━━━━━ DATA LISTING
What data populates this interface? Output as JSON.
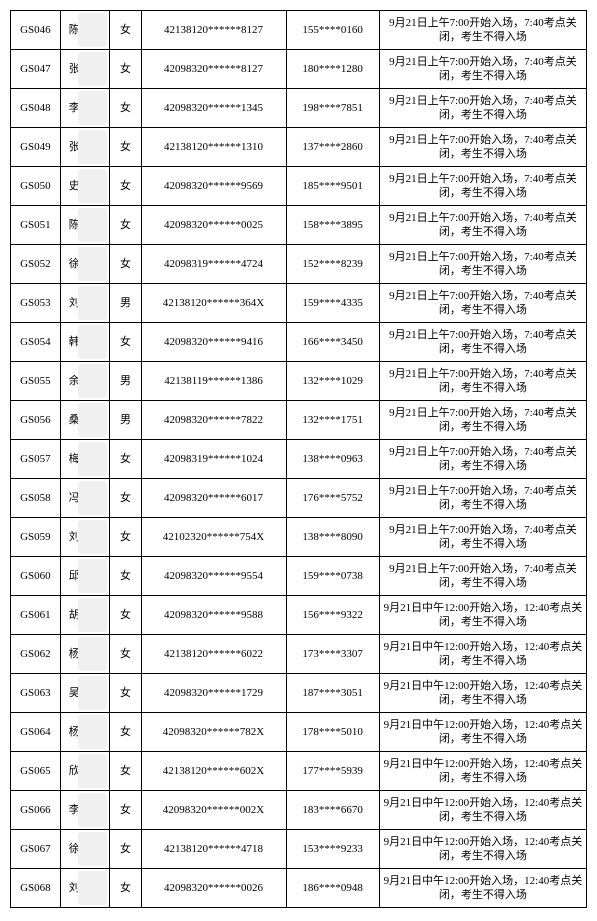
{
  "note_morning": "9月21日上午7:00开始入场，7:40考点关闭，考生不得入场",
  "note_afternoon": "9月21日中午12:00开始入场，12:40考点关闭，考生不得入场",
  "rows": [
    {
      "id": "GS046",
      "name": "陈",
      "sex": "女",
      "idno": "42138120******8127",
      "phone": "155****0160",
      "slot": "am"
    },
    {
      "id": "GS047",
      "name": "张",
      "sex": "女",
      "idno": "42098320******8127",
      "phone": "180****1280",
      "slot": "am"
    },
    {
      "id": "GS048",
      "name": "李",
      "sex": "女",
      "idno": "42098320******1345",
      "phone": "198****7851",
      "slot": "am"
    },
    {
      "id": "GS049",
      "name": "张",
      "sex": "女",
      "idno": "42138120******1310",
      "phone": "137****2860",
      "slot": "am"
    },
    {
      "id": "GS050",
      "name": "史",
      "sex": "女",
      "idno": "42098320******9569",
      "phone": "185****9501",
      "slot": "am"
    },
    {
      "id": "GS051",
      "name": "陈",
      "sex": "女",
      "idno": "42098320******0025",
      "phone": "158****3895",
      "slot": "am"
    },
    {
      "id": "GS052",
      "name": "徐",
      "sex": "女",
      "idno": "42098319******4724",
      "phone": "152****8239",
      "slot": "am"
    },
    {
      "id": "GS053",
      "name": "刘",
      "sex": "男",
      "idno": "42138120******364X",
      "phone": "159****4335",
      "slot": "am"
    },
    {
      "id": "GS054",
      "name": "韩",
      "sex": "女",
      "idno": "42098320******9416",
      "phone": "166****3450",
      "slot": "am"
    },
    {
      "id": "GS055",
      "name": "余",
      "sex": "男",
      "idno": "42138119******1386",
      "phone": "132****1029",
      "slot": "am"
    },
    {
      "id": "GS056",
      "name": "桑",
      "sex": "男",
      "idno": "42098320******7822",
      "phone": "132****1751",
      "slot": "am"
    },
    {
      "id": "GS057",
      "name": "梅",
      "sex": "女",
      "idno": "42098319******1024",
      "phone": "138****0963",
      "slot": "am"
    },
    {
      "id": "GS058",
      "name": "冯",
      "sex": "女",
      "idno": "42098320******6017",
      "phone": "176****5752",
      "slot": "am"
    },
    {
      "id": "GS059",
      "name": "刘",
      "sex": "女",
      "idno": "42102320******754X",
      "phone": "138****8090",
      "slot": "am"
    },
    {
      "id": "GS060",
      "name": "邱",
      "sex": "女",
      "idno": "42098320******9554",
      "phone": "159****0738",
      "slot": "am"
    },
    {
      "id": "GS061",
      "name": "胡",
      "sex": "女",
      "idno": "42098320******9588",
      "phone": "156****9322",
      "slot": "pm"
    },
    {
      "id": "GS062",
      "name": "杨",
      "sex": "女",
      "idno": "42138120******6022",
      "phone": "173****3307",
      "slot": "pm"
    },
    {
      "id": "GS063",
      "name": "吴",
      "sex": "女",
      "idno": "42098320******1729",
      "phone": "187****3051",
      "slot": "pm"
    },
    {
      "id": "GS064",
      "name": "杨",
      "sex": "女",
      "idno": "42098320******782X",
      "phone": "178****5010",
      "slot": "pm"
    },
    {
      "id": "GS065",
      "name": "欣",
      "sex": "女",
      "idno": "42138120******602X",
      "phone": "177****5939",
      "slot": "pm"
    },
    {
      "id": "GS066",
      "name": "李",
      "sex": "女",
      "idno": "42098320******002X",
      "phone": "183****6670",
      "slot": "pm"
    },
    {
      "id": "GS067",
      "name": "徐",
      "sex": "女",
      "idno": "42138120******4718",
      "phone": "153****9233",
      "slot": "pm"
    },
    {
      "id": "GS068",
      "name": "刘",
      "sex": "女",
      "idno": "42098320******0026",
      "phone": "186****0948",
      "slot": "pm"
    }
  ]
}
━━━━━━━━━━
** PROBLEM STATEMENT **
Omit the images and transcribe all of the records above word for word.

** WRITTEN SOLUTION **
What data populates this interface? Output as JSON.
{
  "note_morning": "9月21日上午7:00开始入场，7:40考点关闭，考生不得入场",
  "note_afternoon": "9月21日中午12:00开始入场，12:40考点关闭，考生不得入场",
  "rows": [
    {
      "id": "GS046",
      "name": "陈",
      "sex": "女",
      "idno": "42138120******8127",
      "phone": "155****0160",
      "slot": "am"
    },
    {
      "id": "GS047",
      "name": "张",
      "sex": "女",
      "idno": "42098320******8127",
      "phone": "180****1280",
      "slot": "am"
    },
    {
      "id": "GS048",
      "name": "李",
      "sex": "女",
      "idno": "42098320******1345",
      "phone": "198****7851",
      "slot": "am"
    },
    {
      "id": "GS049",
      "name": "张",
      "sex": "女",
      "idno": "42138120******1310",
      "phone": "137****2860",
      "slot": "am"
    },
    {
      "id": "GS050",
      "name": "史",
      "sex": "女",
      "idno": "42098320******9569",
      "phone": "185****9501",
      "slot": "am"
    },
    {
      "id": "GS051",
      "name": "陈",
      "sex": "女",
      "idno": "42098320******0025",
      "phone": "158****3895",
      "slot": "am"
    },
    {
      "id": "GS052",
      "name": "徐",
      "sex": "女",
      "idno": "42098319******4724",
      "phone": "152****8239",
      "slot": "am"
    },
    {
      "id": "GS053",
      "name": "刘",
      "sex": "男",
      "idno": "42138120******364X",
      "phone": "159****4335",
      "slot": "am"
    },
    {
      "id": "GS054",
      "name": "韩",
      "sex": "女",
      "idno": "42098320******9416",
      "phone": "166****3450",
      "slot": "am"
    },
    {
      "id": "GS055",
      "name": "余",
      "sex": "男",
      "idno": "42138119******1386",
      "phone": "132****1029",
      "slot": "am"
    },
    {
      "id": "GS056",
      "name": "桑",
      "sex": "男",
      "idno": "42098320******7822",
      "phone": "132****1751",
      "slot": "am"
    },
    {
      "id": "GS057",
      "name": "梅",
      "sex": "女",
      "idno": "42098319******1024",
      "phone": "138****0963",
      "slot": "am"
    },
    {
      "id": "GS058",
      "name": "冯",
      "sex": "女",
      "idno": "42098320******6017",
      "phone": "176****5752",
      "slot": "am"
    },
    {
      "id": "GS059",
      "name": "刘",
      "sex": "女",
      "idno": "42102320******754X",
      "phone": "138****8090",
      "slot": "am"
    },
    {
      "id": "GS060",
      "name": "邱",
      "sex": "女",
      "idno": "42098320******9554",
      "phone": "159****0738",
      "slot": "am"
    },
    {
      "id": "GS061",
      "name": "胡",
      "sex": "女",
      "idno": "42098320******9588",
      "phone": "156****9322",
      "slot": "pm"
    },
    {
      "id": "GS062",
      "name": "杨",
      "sex": "女",
      "idno": "42138120******6022",
      "phone": "173****3307",
      "slot": "pm"
    },
    {
      "id": "GS063",
      "name": "吴",
      "sex": "女",
      "idno": "42098320******1729",
      "phone": "187****3051",
      "slot": "pm"
    },
    {
      "id": "GS064",
      "name": "杨",
      "sex": "女",
      "idno": "42098320******782X",
      "phone": "178****5010",
      "slot": "pm"
    },
    {
      "id": "GS065",
      "name": "欣",
      "sex": "女",
      "idno": "42138120******602X",
      "phone": "177****5939",
      "slot": "pm"
    },
    {
      "id": "GS066",
      "name": "李",
      "sex": "女",
      "idno": "42098320******002X",
      "phone": "183****6670",
      "slot": "pm"
    },
    {
      "id": "GS067",
      "name": "徐",
      "sex": "女",
      "idno": "42138120******4718",
      "phone": "153****9233",
      "slot": "pm"
    },
    {
      "id": "GS068",
      "name": "刘",
      "sex": "女",
      "idno": "42098320******0026",
      "phone": "186****0948",
      "slot": "pm"
    }
  ]
}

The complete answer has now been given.